▸ **Items**

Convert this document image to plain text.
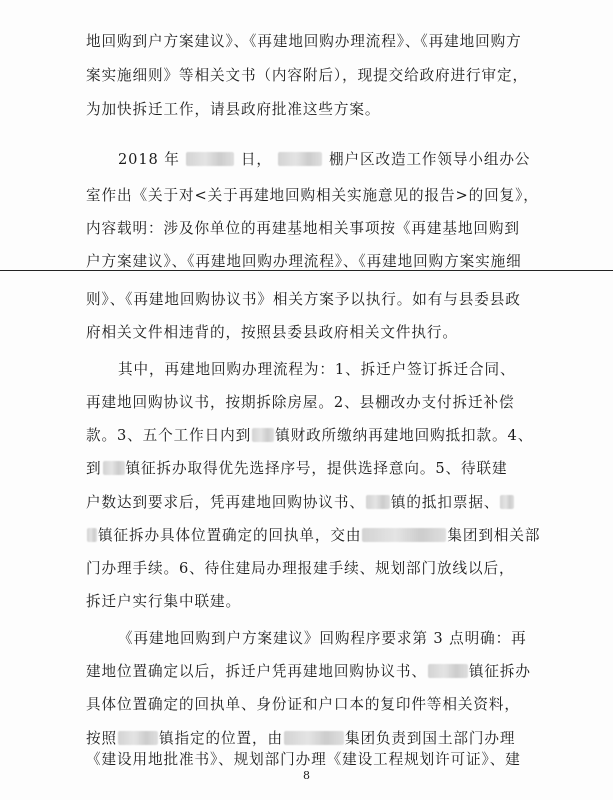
地回购到户方案建议》、《再建地回购办理流程》、《再建地回购方
案实施细则》等相关文书（内容附后），现提交给政府进行审定，
为加快拆迁工作，请县政府批准这些方案。
2018 年	日，	棚户区改造工作领导小组办公
室作出《关于对<关于再建地回购相关实施意见的报告>的回复》，
内容载明：涉及你单位的再建基地相关事项按《再建基地回购到
户方案建议》、《再建地回购办理流程》、《再建地回购方案实施细
则》、《再建地回购协议书》相关方案予以执行。如有与县委县政
府相关文件相违背的，按照县委县政府相关文件执行。
其中，再建地回购办理流程为：1、拆迁户签订拆迁合同、
再建地回购协议书，按期拆除房屋。2、县棚改办支付拆迁补偿
款。3、五个工作日内到 镇财政所缴纳再建地回购抵扣款。4、
到 镇征拆办取得优先选择序号，提供选择意向。5、待联建
户数达到要求后，凭再建地回购协议书、 镇的抵扣票据、
镇征拆办具体位置确定的回执单，交由	集团到相关部
门办理手续。6、待住建局办理报建手续、规划部门放线以后，
拆迁户实行集中联建。
《再建地回购到户方案建议》回购程序要求第 3 点明确：再
建地位置确定以后，拆迁户凭再建地回购协议书、	镇征拆办
具体位置确定的回执单、身份证和户口本的复印件等相关资料，
按照	镇指定的位置，由	集团负责到国土部门办理
《建设用地批准书》、规划部门办理《建设工程规划许可证》、建
8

▸ **Goal**
Go through the entries above and print each one exactly, minus the pictures.

▸ **Response**
Convert this document image to plain text.
地回购到户方案建议》、《再建地回购办理流程》、《再建地回购方
案实施细则》等相关文书（内容附后），现提交给政府进行审定，
为加快拆迁工作，请县政府批准这些方案。
2018 年	日，	棚户区改造工作领导小组办公
室作出《关于对<关于再建地回购相关实施意见的报告>的回复》，
内容载明：涉及你单位的再建基地相关事项按《再建基地回购到
户方案建议》、《再建地回购办理流程》、《再建地回购方案实施细
则》、《再建地回购协议书》相关方案予以执行。如有与县委县政
府相关文件相违背的，按照县委县政府相关文件执行。
其中，再建地回购办理流程为：1、拆迁户签订拆迁合同、
再建地回购协议书，按期拆除房屋。2、县棚改办支付拆迁补偿
款。3、五个工作日内到 镇财政所缴纳再建地回购抵扣款。4、
到 镇征拆办取得优先选择序号，提供选择意向。5、待联建
户数达到要求后，凭再建地回购协议书、 镇的抵扣票据、
镇征拆办具体位置确定的回执单，交由	集团到相关部
门办理手续。6、待住建局办理报建手续、规划部门放线以后，
拆迁户实行集中联建。
《再建地回购到户方案建议》回购程序要求第 3 点明确：再
建地位置确定以后，拆迁户凭再建地回购协议书、	镇征拆办
具体位置确定的回执单、身份证和户口本的复印件等相关资料，
按照	镇指定的位置，由	集团负责到国土部门办理
《建设用地批准书》、规划部门办理《建设工程规划许可证》、建
8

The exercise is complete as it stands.